-- begin --

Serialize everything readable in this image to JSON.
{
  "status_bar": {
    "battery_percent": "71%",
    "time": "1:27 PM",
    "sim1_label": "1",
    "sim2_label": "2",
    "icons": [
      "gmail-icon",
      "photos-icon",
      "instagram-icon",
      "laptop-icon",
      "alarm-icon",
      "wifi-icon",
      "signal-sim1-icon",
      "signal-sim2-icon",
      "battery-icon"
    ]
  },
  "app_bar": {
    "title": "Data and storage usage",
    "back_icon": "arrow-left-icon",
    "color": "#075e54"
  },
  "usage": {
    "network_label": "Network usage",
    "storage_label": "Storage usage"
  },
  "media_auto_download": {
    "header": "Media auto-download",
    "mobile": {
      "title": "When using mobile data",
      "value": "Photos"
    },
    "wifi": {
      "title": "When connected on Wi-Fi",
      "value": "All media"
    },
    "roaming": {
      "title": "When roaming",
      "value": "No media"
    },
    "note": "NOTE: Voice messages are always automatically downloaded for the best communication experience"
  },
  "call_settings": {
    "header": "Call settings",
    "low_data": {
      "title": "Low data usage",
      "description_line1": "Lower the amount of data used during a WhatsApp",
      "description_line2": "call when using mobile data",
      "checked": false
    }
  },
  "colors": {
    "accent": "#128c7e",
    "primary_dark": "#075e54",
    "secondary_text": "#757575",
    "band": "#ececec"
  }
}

-- end --

Exactly as written, please output every entry.

Written solution:
Serialize everything readable in this image to JSON.
{
  "status_bar": {
    "battery_percent": "71%",
    "time": "1:27 PM",
    "sim1_label": "1",
    "sim2_label": "2",
    "icons": [
      "gmail-icon",
      "photos-icon",
      "instagram-icon",
      "laptop-icon",
      "alarm-icon",
      "wifi-icon",
      "signal-sim1-icon",
      "signal-sim2-icon",
      "battery-icon"
    ]
  },
  "app_bar": {
    "title": "Data and storage usage",
    "back_icon": "arrow-left-icon",
    "color": "#075e54"
  },
  "usage": {
    "network_label": "Network usage",
    "storage_label": "Storage usage"
  },
  "media_auto_download": {
    "header": "Media auto-download",
    "mobile": {
      "title": "When using mobile data",
      "value": "Photos"
    },
    "wifi": {
      "title": "When connected on Wi-Fi",
      "value": "All media"
    },
    "roaming": {
      "title": "When roaming",
      "value": "No media"
    },
    "note": "NOTE: Voice messages are always automatically downloaded for the best communication experience"
  },
  "call_settings": {
    "header": "Call settings",
    "low_data": {
      "title": "Low data usage",
      "description_line1": "Lower the amount of data used during a WhatsApp",
      "description_line2": "call when using mobile data",
      "checked": false
    }
  },
  "colors": {
    "accent": "#128c7e",
    "primary_dark": "#075e54",
    "secondary_text": "#757575",
    "band": "#ececec"
  }
}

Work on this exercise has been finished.